'''

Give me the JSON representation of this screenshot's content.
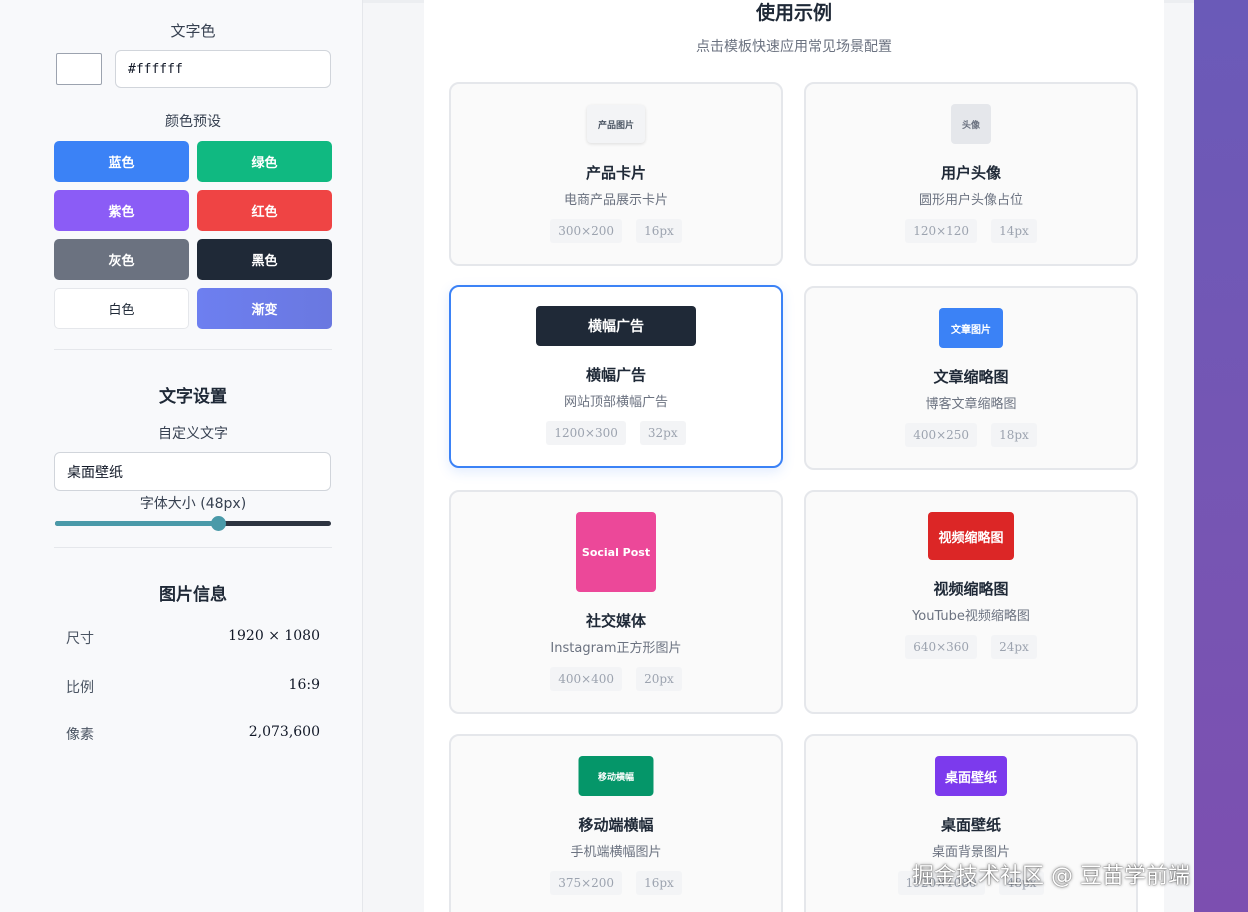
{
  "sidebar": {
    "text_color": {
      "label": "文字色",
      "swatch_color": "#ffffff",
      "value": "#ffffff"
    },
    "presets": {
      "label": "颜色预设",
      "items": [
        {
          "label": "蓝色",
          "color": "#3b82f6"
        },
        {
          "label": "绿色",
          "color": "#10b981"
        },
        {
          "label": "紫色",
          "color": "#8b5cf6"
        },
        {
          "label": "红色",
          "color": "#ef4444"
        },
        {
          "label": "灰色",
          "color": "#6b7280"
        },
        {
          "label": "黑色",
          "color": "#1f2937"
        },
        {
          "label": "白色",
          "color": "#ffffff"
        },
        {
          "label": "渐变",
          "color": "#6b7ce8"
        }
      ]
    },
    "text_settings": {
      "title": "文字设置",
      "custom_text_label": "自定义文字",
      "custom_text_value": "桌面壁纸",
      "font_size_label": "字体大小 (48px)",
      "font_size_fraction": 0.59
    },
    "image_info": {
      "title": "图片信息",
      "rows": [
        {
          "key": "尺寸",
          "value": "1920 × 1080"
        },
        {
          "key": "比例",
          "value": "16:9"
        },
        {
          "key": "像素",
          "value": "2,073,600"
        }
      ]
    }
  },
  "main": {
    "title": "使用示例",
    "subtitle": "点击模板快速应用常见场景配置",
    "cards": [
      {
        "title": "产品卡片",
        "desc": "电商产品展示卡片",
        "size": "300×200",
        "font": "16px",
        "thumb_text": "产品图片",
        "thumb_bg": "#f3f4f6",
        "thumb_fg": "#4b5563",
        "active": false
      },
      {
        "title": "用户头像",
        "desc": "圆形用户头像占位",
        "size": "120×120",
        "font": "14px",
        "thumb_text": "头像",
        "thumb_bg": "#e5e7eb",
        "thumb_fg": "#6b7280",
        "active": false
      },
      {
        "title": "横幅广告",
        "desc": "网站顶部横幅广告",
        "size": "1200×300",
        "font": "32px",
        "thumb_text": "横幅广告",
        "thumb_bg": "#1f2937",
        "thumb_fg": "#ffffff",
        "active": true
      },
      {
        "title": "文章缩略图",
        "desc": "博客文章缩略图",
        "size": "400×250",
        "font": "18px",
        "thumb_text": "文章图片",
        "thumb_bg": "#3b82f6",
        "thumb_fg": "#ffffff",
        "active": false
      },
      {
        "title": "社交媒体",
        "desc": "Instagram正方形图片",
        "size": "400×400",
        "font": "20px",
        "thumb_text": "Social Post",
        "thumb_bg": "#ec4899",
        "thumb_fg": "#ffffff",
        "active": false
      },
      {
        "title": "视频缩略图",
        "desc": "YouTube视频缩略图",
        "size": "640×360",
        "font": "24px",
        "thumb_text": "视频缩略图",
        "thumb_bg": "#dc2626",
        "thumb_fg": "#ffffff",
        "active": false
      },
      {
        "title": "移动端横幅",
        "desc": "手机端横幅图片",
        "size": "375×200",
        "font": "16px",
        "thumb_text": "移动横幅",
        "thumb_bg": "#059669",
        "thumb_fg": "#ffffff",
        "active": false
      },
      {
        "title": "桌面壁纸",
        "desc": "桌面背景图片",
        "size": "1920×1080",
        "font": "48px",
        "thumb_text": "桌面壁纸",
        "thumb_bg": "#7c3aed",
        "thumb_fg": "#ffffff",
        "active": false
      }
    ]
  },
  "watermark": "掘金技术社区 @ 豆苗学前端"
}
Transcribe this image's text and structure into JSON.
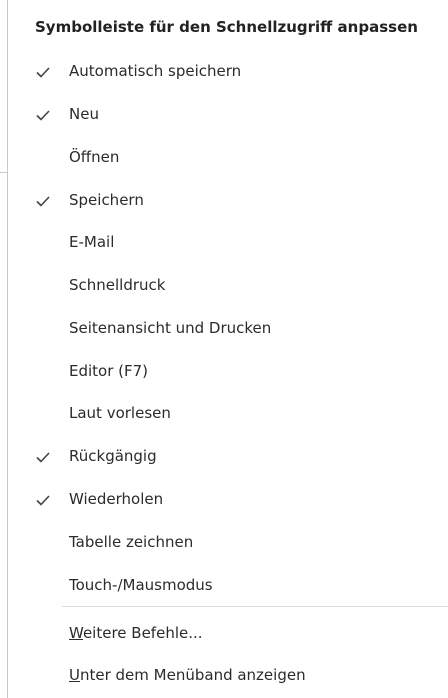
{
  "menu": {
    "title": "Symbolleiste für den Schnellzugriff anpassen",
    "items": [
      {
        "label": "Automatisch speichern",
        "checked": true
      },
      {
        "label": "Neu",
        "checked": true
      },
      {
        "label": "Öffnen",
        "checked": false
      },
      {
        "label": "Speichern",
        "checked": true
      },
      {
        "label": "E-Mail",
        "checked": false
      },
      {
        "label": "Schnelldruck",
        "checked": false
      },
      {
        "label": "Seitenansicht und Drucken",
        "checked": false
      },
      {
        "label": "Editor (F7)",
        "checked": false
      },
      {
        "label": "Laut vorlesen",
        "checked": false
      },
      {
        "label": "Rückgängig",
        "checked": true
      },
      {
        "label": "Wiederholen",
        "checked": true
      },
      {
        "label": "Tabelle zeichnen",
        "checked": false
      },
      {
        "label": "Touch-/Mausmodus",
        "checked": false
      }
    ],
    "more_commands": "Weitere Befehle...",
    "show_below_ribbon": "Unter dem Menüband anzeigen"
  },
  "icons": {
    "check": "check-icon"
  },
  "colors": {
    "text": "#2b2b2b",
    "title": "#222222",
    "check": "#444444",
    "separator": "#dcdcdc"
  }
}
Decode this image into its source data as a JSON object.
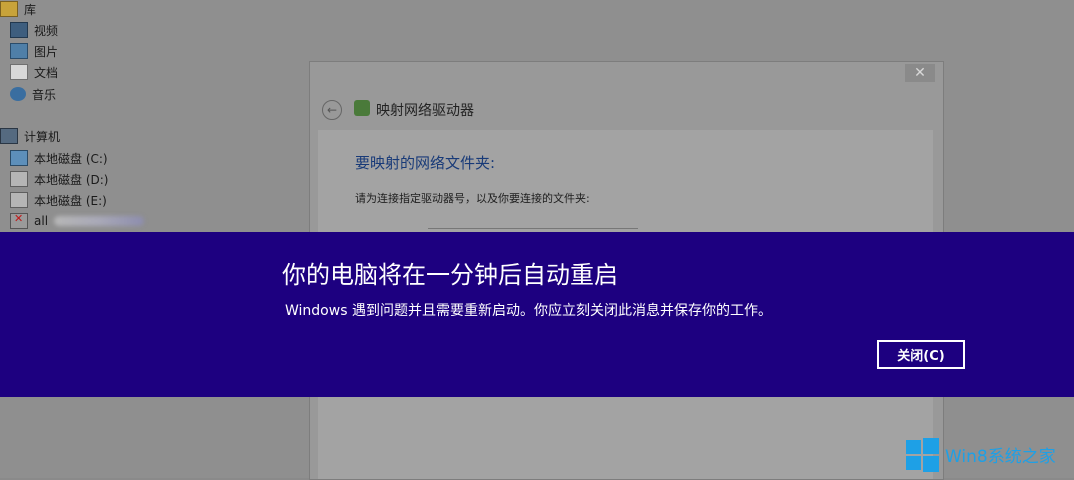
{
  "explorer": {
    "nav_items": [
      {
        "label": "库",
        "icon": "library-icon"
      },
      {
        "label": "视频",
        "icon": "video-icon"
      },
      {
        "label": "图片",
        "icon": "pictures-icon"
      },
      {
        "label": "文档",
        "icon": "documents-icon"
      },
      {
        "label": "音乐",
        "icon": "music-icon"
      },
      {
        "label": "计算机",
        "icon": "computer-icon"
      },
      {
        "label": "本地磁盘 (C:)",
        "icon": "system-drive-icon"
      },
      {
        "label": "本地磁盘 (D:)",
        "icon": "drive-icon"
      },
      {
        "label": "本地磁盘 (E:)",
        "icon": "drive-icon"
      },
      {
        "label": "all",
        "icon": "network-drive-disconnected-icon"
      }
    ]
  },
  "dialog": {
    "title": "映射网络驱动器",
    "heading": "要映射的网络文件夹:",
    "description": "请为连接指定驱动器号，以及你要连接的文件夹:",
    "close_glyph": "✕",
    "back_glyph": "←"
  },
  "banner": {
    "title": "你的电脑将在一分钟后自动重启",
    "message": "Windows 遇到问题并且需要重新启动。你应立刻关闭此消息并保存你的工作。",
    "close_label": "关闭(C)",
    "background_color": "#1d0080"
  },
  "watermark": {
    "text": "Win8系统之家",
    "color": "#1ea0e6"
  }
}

'''

• GOAL: Output the data exactly. Pictures don't belong in the result.

• TASK SOLUTION:
Give me the JSON representation of this screenshot's content.
{
  "sidebar": {
    "text_color": {
      "label": "文字色",
      "swatch_color": "#ffffff",
      "value": "#ffffff"
    },
    "presets": {
      "label": "颜色预设",
      "items": [
        {
          "label": "蓝色",
          "color": "#3b82f6"
        },
        {
          "label": "绿色",
          "color": "#10b981"
        },
        {
          "label": "紫色",
          "color": "#8b5cf6"
        },
        {
          "label": "红色",
          "color": "#ef4444"
        },
        {
          "label": "灰色",
          "color": "#6b7280"
        },
        {
          "label": "黑色",
          "color": "#1f2937"
        },
        {
          "label": "白色",
          "color": "#ffffff"
        },
        {
          "label": "渐变",
          "color": "#6b7ce8"
        }
      ]
    },
    "text_settings": {
      "title": "文字设置",
      "custom_text_label": "自定义文字",
      "custom_text_value": "桌面壁纸",
      "font_size_label": "字体大小 (48px)",
      "font_size_fraction": 0.59
    },
    "image_info": {
      "title": "图片信息",
      "rows": [
        {
          "key": "尺寸",
          "value": "1920 × 1080"
        },
        {
          "key": "比例",
          "value": "16:9"
        },
        {
          "key": "像素",
          "value": "2,073,600"
        }
      ]
    }
  },
  "main": {
    "title": "使用示例",
    "subtitle": "点击模板快速应用常见场景配置",
    "cards": [
      {
        "title": "产品卡片",
        "desc": "电商产品展示卡片",
        "size": "300×200",
        "font": "16px",
        "thumb_text": "产品图片",
        "thumb_bg": "#f3f4f6",
        "thumb_fg": "#4b5563",
        "active": false
      },
      {
        "title": "用户头像",
        "desc": "圆形用户头像占位",
        "size": "120×120",
        "font": "14px",
        "thumb_text": "头像",
        "thumb_bg": "#e5e7eb",
        "thumb_fg": "#6b7280",
        "active": false
      },
      {
        "title": "横幅广告",
        "desc": "网站顶部横幅广告",
        "size": "1200×300",
        "font": "32px",
        "thumb_text": "横幅广告",
        "thumb_bg": "#1f2937",
        "thumb_fg": "#ffffff",
        "active": true
      },
      {
        "title": "文章缩略图",
        "desc": "博客文章缩略图",
        "size": "400×250",
        "font": "18px",
        "thumb_text": "文章图片",
        "thumb_bg": "#3b82f6",
        "thumb_fg": "#ffffff",
        "active": false
      },
      {
        "title": "社交媒体",
        "desc": "Instagram正方形图片",
        "size": "400×400",
        "font": "20px",
        "thumb_text": "Social Post",
        "thumb_bg": "#ec4899",
        "thumb_fg": "#ffffff",
        "active": false
      },
      {
        "title": "视频缩略图",
        "desc": "YouTube视频缩略图",
        "size": "640×360",
        "font": "24px",
        "thumb_text": "视频缩略图",
        "thumb_bg": "#dc2626",
        "thumb_fg": "#ffffff",
        "active": false
      },
      {
        "title": "移动端横幅",
        "desc": "手机端横幅图片",
        "size": "375×200",
        "font": "16px",
        "thumb_text": "移动横幅",
        "thumb_bg": "#059669",
        "thumb_fg": "#ffffff",
        "active": false
      },
      {
        "title": "桌面壁纸",
        "desc": "桌面背景图片",
        "size": "1920×1080",
        "font": "48px",
        "thumb_text": "桌面壁纸",
        "thumb_bg": "#7c3aed",
        "thumb_fg": "#ffffff",
        "active": false
      }
    ]
  },
  "watermark": "掘金技术社区 @ 豆苗学前端"
}
Transcribe this image's text and structure into JSON.
{
  "menu": {
    "title": "Symbolleiste für den Schnellzugriff anpassen",
    "items": [
      {
        "label": "Automatisch speichern",
        "checked": true
      },
      {
        "label": "Neu",
        "checked": true
      },
      {
        "label": "Öffnen",
        "checked": false
      },
      {
        "label": "Speichern",
        "checked": true
      },
      {
        "label": "E-Mail",
        "checked": false
      },
      {
        "label": "Schnelldruck",
        "checked": false
      },
      {
        "label": "Seitenansicht und Drucken",
        "checked": false
      },
      {
        "label": "Editor (F7)",
        "checked": false
      },
      {
        "label": "Laut vorlesen",
        "checked": false
      },
      {
        "label": "Rückgängig",
        "checked": true
      },
      {
        "label": "Wiederholen",
        "checked": true
      },
      {
        "label": "Tabelle zeichnen",
        "checked": false
      },
      {
        "label": "Touch-/Mausmodus",
        "checked": false
      }
    ],
    "more_commands": "Weitere Befehle...",
    "show_below_ribbon": "Unter dem Menüband anzeigen"
  },
  "icons": {
    "check": "check-icon"
  },
  "colors": {
    "text": "#2b2b2b",
    "title": "#222222",
    "check": "#444444",
    "separator": "#dcdcdc"
  }
}
Decode this image into its source data as a JSON object.
{
  "explorer": {
    "nav_items": [
      {
        "label": "库",
        "icon": "library-icon"
      },
      {
        "label": "视频",
        "icon": "video-icon"
      },
      {
        "label": "图片",
        "icon": "pictures-icon"
      },
      {
        "label": "文档",
        "icon": "documents-icon"
      },
      {
        "label": "音乐",
        "icon": "music-icon"
      },
      {
        "label": "计算机",
        "icon": "computer-icon"
      },
      {
        "label": "本地磁盘 (C:)",
        "icon": "system-drive-icon"
      },
      {
        "label": "本地磁盘 (D:)",
        "icon": "drive-icon"
      },
      {
        "label": "本地磁盘 (E:)",
        "icon": "drive-icon"
      },
      {
        "label": "all",
        "icon": "network-drive-disconnected-icon"
      }
    ]
  },
  "dialog": {
    "title": "映射网络驱动器",
    "heading": "要映射的网络文件夹:",
    "description": "请为连接指定驱动器号，以及你要连接的文件夹:",
    "close_glyph": "✕",
    "back_glyph": "←"
  },
  "banner": {
    "title": "你的电脑将在一分钟后自动重启",
    "message": "Windows 遇到问题并且需要重新启动。你应立刻关闭此消息并保存你的工作。",
    "close_label": "关闭(C)",
    "background_color": "#1d0080"
  },
  "watermark": {
    "text": "Win8系统之家",
    "color": "#1ea0e6"
  }
}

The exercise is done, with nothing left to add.